▸ **DIRECTIVE**
Lay out the data lines as a Markdown table with the columns Number and Record line, leaving out blank lines. Begin at the line that contains "bar xyxy=(114,144,123,147)" and stop after the line that contains "x-tick-label: 21% xyxy=(389,360,415,375)".

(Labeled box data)
━━━━━━

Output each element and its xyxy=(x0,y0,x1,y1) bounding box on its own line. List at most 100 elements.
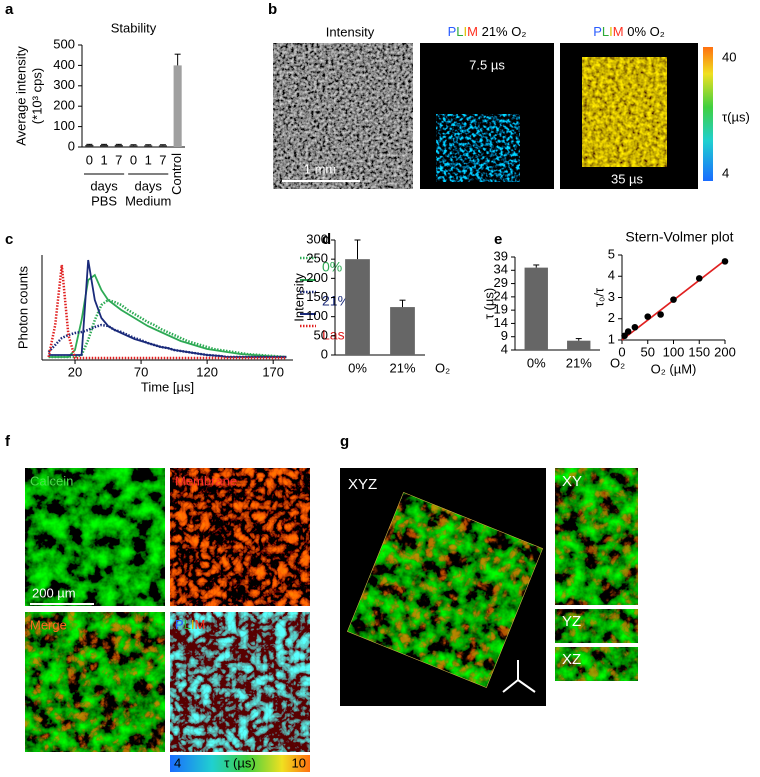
bar xyxy=(114,144,123,147)
point xyxy=(721,258,729,265)
panel-letter: d xyxy=(322,231,331,248)
bar xyxy=(158,145,167,147)
x-tick-label: 150 xyxy=(688,344,710,359)
y-tick-label: 500 xyxy=(53,36,75,51)
scale-bar-label: 1 mm xyxy=(304,161,337,176)
y-axis-label: Photon counts xyxy=(15,265,30,349)
axis-triad xyxy=(502,660,536,693)
image-title: XYZ xyxy=(348,476,377,493)
xyz-volume xyxy=(346,491,544,689)
colorbar xyxy=(170,755,310,772)
panel-letter: a xyxy=(5,1,14,18)
data-line xyxy=(47,264,287,360)
x-tick-label: 100 xyxy=(663,344,685,359)
point xyxy=(695,275,703,282)
y-tick-label: 150 xyxy=(306,289,328,304)
bar xyxy=(129,145,138,147)
y-tick-label: 29 xyxy=(494,275,508,290)
xy-overlay xyxy=(555,468,638,605)
plim-image xyxy=(170,612,310,752)
image-title: Calcein xyxy=(30,473,73,488)
annotation: 7.5 µs xyxy=(469,57,505,72)
y-tick-label: 24 xyxy=(494,288,508,303)
y-tick-label: 34 xyxy=(494,262,508,277)
x-tick-label: 21% xyxy=(389,360,415,375)
point xyxy=(631,323,639,331)
x-tick-label: 50 xyxy=(641,344,655,359)
bar xyxy=(100,144,109,147)
volume-red xyxy=(347,492,543,688)
y-tick-label: 200 xyxy=(53,98,75,113)
x-tick-label: Control xyxy=(169,153,184,195)
y-axis-label: Average intensity xyxy=(13,46,28,146)
bar xyxy=(345,259,370,355)
x-tick-label: 0 xyxy=(618,344,625,359)
plim-signal xyxy=(436,114,520,182)
bar xyxy=(390,307,415,355)
y-tick-label: 200 xyxy=(306,270,328,285)
bar xyxy=(173,65,182,147)
yz-overlay xyxy=(555,609,638,643)
colorbar-label: 4 xyxy=(174,755,181,770)
chart-title: Stability xyxy=(111,20,157,35)
panel-letter: b xyxy=(268,1,277,18)
x-tick-label: 1 xyxy=(100,152,107,167)
bar xyxy=(144,145,153,147)
x-tick-label: 20 xyxy=(68,364,82,379)
intensity-image xyxy=(273,43,413,189)
y-tick-label: 0 xyxy=(68,138,75,153)
y-tick-label: 3 xyxy=(608,289,615,304)
y-tick-label: 100 xyxy=(53,118,75,133)
image-title: Intensity xyxy=(326,24,375,39)
image-title: PLIM xyxy=(175,617,205,632)
y-tick-label: 250 xyxy=(306,251,328,266)
y-tick-label: 1 xyxy=(608,331,615,346)
image-title: Merge xyxy=(30,617,67,632)
y-axis-label: τ (µs) xyxy=(481,288,496,319)
y-tick-label: 9 xyxy=(501,328,508,343)
image-title: YZ xyxy=(562,613,581,630)
group-label: PBS xyxy=(91,193,117,208)
x-tick-label: 200 xyxy=(714,344,736,359)
annotation: 35 µs xyxy=(611,171,644,186)
y-tick-label: 300 xyxy=(306,231,328,246)
y-axis-label: (*10³ cps) xyxy=(29,68,44,124)
bar xyxy=(524,267,548,350)
image-title: PLIM 0% O₂ xyxy=(593,24,665,39)
colorbar-title: τ (µs) xyxy=(224,755,255,770)
panel-letter: f xyxy=(5,433,11,450)
x-tick-label: 0 xyxy=(130,152,137,167)
plim-signal xyxy=(582,57,667,167)
panel-letter: g xyxy=(340,433,349,450)
x-tick-label: 0 xyxy=(86,152,93,167)
group-label: days xyxy=(90,178,118,193)
membrane-image xyxy=(170,468,310,606)
x-axis-label: Time [µs] xyxy=(141,379,194,394)
legend-label: 0% xyxy=(322,259,342,275)
y-tick-label: 4 xyxy=(608,268,615,283)
image-title: XY xyxy=(562,473,582,490)
fit-line xyxy=(48,259,287,358)
colorbar-label: 4 xyxy=(722,165,729,180)
colorbar-title: τ(µs) xyxy=(722,109,750,124)
panel-letter: c xyxy=(5,231,13,248)
x-tick-label: 0% xyxy=(348,360,367,375)
x-tick-label: 7 xyxy=(159,152,166,167)
y-tick-label: 300 xyxy=(53,77,75,92)
y-tick-label: 100 xyxy=(306,308,328,323)
x-tick-label: 0% xyxy=(527,355,546,370)
x-axis-label: O₂ xyxy=(435,360,450,375)
x-tick-label: 7 xyxy=(115,152,122,167)
y-tick-label: 0 xyxy=(321,346,328,361)
x-tick-label: 1 xyxy=(145,152,152,167)
image-title: PLIM 21% O₂ xyxy=(448,24,527,39)
legend-label: 21% xyxy=(322,293,350,309)
point xyxy=(670,296,677,303)
y-tick-label: 19 xyxy=(494,302,508,317)
volume-box xyxy=(346,491,544,689)
colorbar-label: 40 xyxy=(722,49,736,64)
x-axis-label: O₂ (µM) xyxy=(651,361,697,376)
scale-bar-label: 200 µm xyxy=(32,585,76,600)
y-tick-label: 50 xyxy=(314,327,328,342)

━━━━━━

▸ **WRITTEN ANSWER**
| Number | Record line |
|---|---|
| 1 | bar xyxy=(114,144,123,147) |
| 2 | point xyxy=(721,258,729,265) |
| 3 | panel-letter: d xyxy=(322,231,331,248) |
| 4 | bar xyxy=(158,145,167,147) |
| 5 | x-tick-label: 150 xyxy=(688,344,710,359) |
| 6 | y-tick-label: 500 xyxy=(53,36,75,51) |
| 7 | scale-bar-label: 1 mm xyxy=(304,161,337,176) |
| 8 | y-axis-label: Photon counts xyxy=(15,265,30,349) |
| 9 | axis-triad xyxy=(502,660,536,693) |
| 10 | image-title: XYZ xyxy=(348,476,377,493) |
| 11 | xyz-volume xyxy=(346,491,544,689) |
| 12 | colorbar xyxy=(170,755,310,772) |
| 13 | panel-letter: a xyxy=(5,1,14,18) |
| 14 | data-line xyxy=(47,264,287,360) |
| 15 | x-tick-label: 100 xyxy=(663,344,685,359) |
| 16 | point xyxy=(695,275,703,282) |
| 17 | y-tick-label: 150 xyxy=(306,289,328,304) |
| 18 | bar xyxy=(129,145,138,147) |
| 19 | y-tick-label: 29 xyxy=(494,275,508,290) |
| 20 | xy-overlay xyxy=(555,468,638,605) |
| 21 | plim-image xyxy=(170,612,310,752) |
| 22 | image-title: Calcein xyxy=(30,473,73,488) |
| 23 | annotation: 7.5 µs xyxy=(469,57,505,72) |
| 24 | y-tick-label: 24 xyxy=(494,288,508,303) |
| 25 | y-tick-label: 34 xyxy=(494,262,508,277) |
| 26 | x-tick-label: 21% xyxy=(389,360,415,375) |